__Objective__
Find every line of the listing below where "reveal" appears, and copy it.
=== Data provided ===
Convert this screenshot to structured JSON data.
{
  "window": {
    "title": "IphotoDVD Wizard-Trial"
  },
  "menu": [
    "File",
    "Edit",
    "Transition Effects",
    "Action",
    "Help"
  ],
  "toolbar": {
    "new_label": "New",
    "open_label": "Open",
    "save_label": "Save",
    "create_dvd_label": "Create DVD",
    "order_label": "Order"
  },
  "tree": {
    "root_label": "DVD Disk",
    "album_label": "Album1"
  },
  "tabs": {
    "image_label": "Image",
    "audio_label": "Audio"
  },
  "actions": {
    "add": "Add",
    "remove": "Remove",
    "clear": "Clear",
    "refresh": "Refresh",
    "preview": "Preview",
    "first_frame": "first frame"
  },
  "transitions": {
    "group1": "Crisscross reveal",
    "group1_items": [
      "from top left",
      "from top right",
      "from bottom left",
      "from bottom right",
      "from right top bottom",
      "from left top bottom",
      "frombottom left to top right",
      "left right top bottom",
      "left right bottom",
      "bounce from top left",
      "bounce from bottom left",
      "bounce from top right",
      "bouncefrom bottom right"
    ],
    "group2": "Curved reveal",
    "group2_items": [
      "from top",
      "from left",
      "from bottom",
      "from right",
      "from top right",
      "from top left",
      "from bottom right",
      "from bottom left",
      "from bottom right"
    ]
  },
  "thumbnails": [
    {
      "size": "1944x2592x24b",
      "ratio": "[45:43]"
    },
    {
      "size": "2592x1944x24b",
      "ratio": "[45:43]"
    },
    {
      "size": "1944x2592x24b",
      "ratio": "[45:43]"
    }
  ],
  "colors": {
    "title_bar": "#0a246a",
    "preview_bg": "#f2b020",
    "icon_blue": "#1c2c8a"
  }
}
===
__Answer to the task__
    "group1": "Crisscross reveal",
    "group2": "Curved reveal",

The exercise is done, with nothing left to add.